++++ RECORDS SUPPLIED ++++
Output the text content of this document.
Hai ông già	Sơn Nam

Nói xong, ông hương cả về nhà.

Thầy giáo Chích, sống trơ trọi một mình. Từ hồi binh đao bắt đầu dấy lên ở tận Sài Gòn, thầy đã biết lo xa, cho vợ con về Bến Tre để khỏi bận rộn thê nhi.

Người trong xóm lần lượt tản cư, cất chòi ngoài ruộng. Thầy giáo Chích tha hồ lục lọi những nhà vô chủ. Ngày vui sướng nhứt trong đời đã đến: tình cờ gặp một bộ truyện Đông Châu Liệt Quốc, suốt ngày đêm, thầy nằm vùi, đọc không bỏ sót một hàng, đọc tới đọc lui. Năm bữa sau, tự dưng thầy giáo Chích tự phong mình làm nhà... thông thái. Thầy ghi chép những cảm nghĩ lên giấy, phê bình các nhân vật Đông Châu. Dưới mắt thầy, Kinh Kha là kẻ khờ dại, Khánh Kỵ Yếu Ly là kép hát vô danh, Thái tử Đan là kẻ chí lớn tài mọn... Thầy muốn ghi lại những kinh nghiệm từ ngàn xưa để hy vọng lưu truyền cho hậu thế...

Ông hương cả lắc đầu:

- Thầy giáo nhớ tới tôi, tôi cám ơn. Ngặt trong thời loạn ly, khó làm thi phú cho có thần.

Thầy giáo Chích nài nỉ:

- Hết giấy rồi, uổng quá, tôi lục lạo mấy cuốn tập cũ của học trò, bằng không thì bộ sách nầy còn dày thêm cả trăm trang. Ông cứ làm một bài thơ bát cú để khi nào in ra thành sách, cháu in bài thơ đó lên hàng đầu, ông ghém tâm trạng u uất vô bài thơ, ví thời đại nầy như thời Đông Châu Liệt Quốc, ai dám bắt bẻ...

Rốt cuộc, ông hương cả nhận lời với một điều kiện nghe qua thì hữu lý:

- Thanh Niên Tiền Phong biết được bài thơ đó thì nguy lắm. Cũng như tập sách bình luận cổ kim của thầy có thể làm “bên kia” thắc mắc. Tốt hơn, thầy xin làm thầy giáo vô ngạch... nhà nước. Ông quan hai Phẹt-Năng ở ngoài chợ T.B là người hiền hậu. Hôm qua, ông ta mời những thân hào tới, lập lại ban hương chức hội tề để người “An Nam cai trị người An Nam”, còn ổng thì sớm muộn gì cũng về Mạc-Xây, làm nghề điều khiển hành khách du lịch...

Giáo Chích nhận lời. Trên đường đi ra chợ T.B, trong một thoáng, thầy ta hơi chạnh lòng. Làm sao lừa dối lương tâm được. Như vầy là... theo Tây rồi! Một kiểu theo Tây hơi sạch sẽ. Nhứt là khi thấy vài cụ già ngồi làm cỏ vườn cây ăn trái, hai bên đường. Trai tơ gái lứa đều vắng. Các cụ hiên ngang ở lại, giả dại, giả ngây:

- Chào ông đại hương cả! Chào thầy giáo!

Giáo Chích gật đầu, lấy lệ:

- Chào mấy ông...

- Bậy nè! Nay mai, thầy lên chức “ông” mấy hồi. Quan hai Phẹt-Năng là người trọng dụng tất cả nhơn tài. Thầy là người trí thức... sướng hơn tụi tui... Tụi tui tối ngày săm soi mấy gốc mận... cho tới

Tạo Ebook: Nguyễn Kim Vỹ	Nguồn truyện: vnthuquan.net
++++
YOUR OBJECTIVE —
Locate the word "điều" in the entries, and copy every line where it is found.

PROBLEM SOLUTION —
Rốt cuộc, ông hương cả nhận lời với một điều kiện nghe qua thì hữu lý:
- Thanh Niên Tiền Phong biết được bài thơ đó thì nguy lắm. Cũng như tập sách bình luận cổ kim của thầy có thể làm “bên kia” thắc mắc. Tốt hơn, thầy xin làm thầy giáo vô ngạch... nhà nước. Ông quan hai Phẹt-Năng ở ngoài chợ T.B là người hiền hậu. Hôm qua, ông ta mời những thân hào tới, lập lại ban hương chức hội tề để người “An Nam cai trị người An Nam”, còn ổng thì sớm muộn gì cũng về Mạc-Xây, làm nghề điều khiển hành khách du lịch...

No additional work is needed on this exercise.